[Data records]
++++++++++
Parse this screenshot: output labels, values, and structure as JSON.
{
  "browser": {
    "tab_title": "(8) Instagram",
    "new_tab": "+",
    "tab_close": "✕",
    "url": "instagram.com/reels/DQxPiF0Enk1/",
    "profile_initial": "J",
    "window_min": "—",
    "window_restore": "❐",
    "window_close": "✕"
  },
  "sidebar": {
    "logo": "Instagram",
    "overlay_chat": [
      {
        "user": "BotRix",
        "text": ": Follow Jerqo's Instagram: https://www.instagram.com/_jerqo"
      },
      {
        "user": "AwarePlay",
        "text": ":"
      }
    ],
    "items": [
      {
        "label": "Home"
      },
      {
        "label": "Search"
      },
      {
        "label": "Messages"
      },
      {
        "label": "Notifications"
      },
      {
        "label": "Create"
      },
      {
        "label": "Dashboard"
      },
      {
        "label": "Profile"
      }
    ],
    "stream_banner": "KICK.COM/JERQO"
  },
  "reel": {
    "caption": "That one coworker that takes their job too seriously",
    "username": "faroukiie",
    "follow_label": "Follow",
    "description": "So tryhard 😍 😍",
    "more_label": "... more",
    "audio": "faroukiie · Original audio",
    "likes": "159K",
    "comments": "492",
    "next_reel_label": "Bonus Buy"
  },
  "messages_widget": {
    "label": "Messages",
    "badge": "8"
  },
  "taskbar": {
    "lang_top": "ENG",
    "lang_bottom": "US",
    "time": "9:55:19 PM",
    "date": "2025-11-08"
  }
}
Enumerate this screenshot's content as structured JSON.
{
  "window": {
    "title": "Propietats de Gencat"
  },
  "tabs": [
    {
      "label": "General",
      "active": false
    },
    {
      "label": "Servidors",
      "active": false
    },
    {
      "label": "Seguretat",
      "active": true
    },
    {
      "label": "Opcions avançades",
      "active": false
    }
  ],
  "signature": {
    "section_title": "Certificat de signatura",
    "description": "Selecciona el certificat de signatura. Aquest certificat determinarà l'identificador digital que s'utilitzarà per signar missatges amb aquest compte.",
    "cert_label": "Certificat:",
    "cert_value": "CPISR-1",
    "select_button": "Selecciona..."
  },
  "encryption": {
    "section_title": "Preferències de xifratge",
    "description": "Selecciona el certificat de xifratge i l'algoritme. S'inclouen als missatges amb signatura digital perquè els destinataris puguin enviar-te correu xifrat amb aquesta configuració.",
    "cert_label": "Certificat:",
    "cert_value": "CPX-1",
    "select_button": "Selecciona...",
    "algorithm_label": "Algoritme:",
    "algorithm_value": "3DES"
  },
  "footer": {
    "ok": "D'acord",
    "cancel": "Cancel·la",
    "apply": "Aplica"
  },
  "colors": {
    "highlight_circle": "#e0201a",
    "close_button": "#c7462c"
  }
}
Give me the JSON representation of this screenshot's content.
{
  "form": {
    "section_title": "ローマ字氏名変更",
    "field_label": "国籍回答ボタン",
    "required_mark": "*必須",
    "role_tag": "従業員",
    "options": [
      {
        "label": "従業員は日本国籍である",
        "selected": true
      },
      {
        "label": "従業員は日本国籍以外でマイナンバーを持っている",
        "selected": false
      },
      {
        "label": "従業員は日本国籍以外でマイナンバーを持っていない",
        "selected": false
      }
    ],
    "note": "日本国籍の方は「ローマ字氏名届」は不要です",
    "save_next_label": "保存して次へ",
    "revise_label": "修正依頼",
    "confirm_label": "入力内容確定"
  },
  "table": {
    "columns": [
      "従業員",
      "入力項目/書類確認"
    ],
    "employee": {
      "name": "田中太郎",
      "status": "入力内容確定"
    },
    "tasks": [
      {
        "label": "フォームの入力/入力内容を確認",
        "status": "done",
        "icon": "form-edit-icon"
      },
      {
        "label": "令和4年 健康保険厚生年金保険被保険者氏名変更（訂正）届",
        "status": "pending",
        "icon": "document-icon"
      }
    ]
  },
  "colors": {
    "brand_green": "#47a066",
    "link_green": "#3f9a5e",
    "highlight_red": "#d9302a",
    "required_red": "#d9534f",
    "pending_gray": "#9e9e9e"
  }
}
++++++++++
Exercise description:
Using the data above, copy each line that contains "status".

Task output:
      "status": "入力内容確定"
        "status": "done",
        "status": "pending",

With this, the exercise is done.